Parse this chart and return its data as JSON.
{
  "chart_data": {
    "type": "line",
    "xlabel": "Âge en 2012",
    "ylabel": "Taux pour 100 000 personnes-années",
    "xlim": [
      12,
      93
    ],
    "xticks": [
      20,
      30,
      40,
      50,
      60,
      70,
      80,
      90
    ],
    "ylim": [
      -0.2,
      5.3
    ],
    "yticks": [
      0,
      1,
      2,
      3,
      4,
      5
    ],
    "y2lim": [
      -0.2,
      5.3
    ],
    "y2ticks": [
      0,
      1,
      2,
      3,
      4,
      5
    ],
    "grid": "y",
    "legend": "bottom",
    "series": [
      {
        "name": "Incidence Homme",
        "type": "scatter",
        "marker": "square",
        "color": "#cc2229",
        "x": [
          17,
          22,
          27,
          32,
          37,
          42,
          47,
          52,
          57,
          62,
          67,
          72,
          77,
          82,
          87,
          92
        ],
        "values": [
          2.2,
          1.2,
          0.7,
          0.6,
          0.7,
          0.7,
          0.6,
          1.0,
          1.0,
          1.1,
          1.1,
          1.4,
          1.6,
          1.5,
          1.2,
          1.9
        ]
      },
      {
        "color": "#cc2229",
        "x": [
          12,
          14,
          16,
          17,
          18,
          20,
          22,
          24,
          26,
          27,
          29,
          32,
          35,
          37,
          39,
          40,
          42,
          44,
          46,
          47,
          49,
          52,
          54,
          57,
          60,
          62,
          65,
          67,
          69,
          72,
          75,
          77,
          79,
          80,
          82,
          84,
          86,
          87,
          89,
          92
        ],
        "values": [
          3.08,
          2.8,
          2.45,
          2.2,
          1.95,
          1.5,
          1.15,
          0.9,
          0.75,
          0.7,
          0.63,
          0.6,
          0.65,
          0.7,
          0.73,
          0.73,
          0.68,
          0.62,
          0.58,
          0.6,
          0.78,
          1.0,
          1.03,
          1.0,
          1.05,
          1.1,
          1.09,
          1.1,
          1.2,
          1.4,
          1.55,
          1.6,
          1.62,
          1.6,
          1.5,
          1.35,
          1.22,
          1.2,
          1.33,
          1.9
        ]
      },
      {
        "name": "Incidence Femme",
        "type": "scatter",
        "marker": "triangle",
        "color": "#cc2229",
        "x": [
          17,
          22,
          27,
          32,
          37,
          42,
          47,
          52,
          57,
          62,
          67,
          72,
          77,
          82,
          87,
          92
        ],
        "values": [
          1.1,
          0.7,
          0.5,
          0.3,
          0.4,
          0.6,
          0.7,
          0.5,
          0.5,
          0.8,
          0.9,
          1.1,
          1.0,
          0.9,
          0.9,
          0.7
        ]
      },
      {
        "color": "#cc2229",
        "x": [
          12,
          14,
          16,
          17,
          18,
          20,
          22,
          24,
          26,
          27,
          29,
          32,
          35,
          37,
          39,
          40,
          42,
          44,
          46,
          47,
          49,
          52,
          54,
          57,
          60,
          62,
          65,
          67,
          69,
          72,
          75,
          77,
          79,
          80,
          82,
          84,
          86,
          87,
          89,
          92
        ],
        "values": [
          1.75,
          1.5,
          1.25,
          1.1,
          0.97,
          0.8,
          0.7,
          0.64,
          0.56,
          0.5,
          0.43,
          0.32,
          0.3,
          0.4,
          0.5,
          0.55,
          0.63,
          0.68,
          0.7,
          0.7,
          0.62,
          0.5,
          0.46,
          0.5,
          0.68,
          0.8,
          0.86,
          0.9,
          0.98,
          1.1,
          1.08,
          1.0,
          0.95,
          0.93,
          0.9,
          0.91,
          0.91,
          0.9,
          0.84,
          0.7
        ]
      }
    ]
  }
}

:: Exercise ::
Report only how many lines in the listing contain the string "Incidence".

:: Exercise answer ::
2